§ Provided data:
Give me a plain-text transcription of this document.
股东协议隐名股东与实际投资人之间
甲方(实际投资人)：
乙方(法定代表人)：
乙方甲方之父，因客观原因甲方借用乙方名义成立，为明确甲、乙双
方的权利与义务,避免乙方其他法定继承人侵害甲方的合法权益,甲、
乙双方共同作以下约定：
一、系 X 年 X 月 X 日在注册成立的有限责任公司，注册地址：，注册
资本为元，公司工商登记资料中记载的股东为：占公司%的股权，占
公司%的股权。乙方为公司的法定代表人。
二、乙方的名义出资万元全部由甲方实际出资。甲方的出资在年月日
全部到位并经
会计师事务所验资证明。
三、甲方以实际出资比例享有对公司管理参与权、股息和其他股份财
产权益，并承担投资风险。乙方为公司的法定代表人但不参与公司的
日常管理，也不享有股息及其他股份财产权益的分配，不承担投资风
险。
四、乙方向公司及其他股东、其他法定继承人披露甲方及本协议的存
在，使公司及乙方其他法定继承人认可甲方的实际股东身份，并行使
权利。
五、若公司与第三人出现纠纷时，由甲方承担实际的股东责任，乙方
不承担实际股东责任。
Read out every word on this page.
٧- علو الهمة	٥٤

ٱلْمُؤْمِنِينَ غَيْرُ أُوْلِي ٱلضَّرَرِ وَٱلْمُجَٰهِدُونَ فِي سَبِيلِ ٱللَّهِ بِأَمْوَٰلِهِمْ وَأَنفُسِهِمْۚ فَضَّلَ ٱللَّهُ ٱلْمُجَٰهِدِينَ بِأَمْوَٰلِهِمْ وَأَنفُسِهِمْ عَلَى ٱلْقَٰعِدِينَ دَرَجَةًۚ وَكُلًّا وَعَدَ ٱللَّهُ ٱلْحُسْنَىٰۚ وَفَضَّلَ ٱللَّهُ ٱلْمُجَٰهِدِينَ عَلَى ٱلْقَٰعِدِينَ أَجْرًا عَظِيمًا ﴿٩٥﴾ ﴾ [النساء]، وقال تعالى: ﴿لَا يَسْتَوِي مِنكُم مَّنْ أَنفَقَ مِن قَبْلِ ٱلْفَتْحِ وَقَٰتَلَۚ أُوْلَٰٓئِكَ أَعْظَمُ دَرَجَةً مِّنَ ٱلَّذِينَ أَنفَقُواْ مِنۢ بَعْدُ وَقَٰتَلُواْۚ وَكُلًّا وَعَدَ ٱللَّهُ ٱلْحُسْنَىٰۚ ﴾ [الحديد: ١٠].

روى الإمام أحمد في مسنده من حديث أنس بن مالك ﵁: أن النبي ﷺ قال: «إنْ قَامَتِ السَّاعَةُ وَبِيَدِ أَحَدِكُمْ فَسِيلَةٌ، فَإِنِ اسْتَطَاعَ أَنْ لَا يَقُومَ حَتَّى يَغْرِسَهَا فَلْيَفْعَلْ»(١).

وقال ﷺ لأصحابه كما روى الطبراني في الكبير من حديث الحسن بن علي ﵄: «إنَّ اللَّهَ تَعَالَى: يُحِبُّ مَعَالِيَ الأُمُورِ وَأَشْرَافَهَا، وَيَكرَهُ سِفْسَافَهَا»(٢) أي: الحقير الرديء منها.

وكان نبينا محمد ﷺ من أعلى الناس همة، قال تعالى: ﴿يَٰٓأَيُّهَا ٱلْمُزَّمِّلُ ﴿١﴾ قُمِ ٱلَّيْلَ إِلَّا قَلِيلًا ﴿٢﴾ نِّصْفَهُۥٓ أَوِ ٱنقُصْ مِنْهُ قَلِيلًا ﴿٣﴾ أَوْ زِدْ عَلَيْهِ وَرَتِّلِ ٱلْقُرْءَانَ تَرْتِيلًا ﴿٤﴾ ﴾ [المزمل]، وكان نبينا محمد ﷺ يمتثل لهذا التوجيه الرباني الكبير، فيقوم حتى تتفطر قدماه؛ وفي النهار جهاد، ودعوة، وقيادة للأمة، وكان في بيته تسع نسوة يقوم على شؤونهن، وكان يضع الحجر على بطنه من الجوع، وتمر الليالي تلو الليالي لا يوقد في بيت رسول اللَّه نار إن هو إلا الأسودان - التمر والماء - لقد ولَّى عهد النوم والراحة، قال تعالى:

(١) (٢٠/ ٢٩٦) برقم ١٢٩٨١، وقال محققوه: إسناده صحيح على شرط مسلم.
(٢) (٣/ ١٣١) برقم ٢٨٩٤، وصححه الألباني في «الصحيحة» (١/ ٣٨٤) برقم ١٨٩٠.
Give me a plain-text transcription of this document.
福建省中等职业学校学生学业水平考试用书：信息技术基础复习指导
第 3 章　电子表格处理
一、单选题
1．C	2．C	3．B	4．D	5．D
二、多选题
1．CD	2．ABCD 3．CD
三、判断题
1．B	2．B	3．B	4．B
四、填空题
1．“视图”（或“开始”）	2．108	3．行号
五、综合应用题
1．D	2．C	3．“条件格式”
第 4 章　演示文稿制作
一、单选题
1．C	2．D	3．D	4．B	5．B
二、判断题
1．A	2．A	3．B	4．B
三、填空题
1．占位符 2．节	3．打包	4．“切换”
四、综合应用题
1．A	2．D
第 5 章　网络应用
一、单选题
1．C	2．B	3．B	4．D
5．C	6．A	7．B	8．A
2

§ Exercise: Working from the material above, state how many lines contain "برقم"; give only the number.

§ Full output: 2